[Dataset entries]
**********
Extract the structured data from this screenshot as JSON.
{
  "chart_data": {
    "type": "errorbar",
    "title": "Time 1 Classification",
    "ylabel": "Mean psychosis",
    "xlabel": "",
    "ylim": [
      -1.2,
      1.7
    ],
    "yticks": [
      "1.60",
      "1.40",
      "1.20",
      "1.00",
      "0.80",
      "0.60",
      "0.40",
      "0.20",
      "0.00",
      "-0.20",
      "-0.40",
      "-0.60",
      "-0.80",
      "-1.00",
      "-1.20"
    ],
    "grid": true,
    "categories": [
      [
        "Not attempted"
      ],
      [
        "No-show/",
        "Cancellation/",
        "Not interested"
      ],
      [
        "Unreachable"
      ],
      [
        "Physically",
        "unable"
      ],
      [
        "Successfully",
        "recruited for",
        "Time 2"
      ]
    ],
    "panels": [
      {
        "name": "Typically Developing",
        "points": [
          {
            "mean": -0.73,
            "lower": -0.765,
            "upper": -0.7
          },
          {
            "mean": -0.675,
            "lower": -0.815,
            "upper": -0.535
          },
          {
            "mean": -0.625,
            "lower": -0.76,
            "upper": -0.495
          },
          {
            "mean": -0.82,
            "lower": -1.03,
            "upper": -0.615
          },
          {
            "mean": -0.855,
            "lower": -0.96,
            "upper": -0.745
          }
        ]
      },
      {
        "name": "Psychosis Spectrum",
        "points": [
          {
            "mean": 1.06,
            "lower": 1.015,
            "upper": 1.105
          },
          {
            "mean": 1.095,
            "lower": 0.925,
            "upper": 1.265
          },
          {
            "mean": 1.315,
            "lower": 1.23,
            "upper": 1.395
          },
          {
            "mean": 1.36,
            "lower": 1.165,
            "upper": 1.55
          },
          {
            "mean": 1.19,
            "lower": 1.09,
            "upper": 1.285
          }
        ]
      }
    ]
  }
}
**********
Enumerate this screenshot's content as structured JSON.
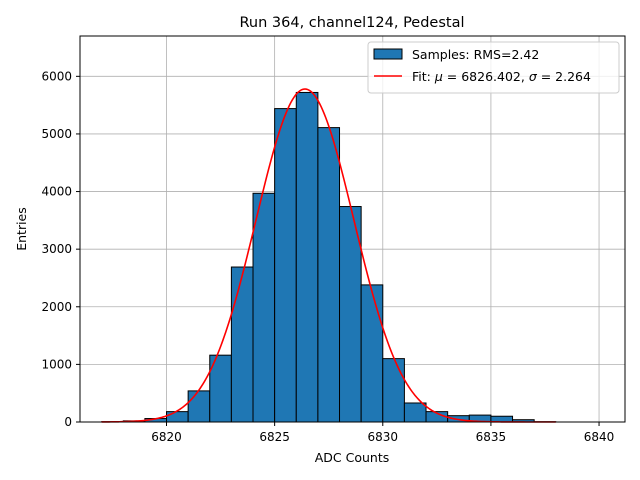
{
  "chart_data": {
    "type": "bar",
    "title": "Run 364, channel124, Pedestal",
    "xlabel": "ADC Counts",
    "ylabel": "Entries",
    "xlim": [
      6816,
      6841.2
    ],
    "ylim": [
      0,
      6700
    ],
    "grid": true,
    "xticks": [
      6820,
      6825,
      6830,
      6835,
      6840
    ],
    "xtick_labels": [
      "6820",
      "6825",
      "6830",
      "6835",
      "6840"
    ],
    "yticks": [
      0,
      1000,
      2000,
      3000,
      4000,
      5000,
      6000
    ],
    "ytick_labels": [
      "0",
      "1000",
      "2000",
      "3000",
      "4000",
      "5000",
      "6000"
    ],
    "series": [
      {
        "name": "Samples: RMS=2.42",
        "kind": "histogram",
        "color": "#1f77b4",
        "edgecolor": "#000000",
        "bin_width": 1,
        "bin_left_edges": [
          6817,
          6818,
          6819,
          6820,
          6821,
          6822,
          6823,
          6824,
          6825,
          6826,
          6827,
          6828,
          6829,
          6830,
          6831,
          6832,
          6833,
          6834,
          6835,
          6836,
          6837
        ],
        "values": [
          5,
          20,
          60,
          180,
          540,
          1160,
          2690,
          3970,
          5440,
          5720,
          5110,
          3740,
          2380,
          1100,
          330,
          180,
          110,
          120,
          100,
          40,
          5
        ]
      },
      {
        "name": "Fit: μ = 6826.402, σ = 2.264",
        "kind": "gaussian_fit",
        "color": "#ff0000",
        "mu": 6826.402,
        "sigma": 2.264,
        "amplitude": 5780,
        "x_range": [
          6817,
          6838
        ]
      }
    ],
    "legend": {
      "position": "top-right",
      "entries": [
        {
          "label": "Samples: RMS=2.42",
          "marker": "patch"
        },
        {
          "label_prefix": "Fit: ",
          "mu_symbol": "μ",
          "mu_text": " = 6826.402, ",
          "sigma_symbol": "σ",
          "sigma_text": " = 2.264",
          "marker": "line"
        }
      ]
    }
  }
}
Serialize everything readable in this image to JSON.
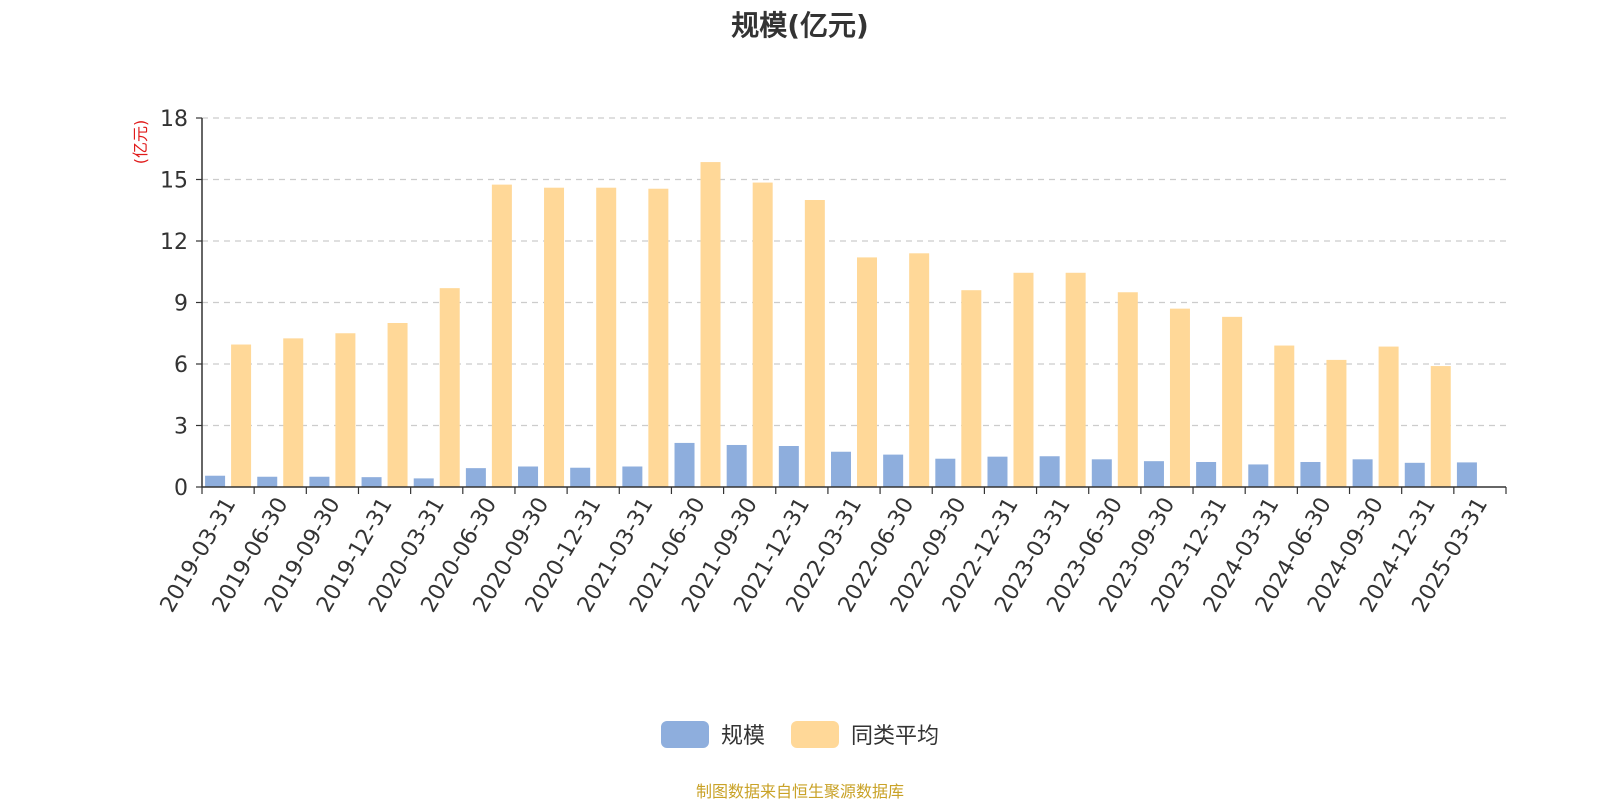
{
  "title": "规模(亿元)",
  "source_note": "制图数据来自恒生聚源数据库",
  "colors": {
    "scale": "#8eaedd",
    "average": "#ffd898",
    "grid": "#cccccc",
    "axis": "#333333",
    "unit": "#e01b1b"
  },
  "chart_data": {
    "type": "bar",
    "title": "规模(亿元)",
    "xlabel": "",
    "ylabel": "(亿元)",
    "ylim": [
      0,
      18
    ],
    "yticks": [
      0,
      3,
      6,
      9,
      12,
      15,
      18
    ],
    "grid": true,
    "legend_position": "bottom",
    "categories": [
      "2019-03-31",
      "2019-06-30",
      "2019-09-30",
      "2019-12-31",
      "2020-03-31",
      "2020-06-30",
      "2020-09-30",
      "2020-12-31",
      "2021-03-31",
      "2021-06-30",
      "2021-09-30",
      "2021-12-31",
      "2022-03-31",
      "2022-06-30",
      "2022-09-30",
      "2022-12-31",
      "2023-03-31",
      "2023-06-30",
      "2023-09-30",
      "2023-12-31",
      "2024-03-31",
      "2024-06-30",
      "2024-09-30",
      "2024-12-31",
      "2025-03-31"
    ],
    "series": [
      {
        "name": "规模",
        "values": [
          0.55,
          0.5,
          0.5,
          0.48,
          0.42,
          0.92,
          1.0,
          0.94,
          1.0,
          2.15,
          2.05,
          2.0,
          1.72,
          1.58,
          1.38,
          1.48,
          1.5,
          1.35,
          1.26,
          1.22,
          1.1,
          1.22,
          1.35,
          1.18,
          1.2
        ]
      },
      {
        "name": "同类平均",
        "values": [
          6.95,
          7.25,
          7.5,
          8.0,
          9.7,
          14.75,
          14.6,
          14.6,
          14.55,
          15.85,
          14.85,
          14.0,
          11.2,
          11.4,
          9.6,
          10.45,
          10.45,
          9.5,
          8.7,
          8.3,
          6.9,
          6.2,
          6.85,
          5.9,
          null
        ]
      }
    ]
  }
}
**********
_Do this_. Filter the data, keeping only the lines that contain "title".

_Exercise response_.
    "title": "Time 1 Classification",
    "title": "Run 364, channel124, Pedestal",
  "title": "规模(亿元)",
    "title": "规模(亿元)",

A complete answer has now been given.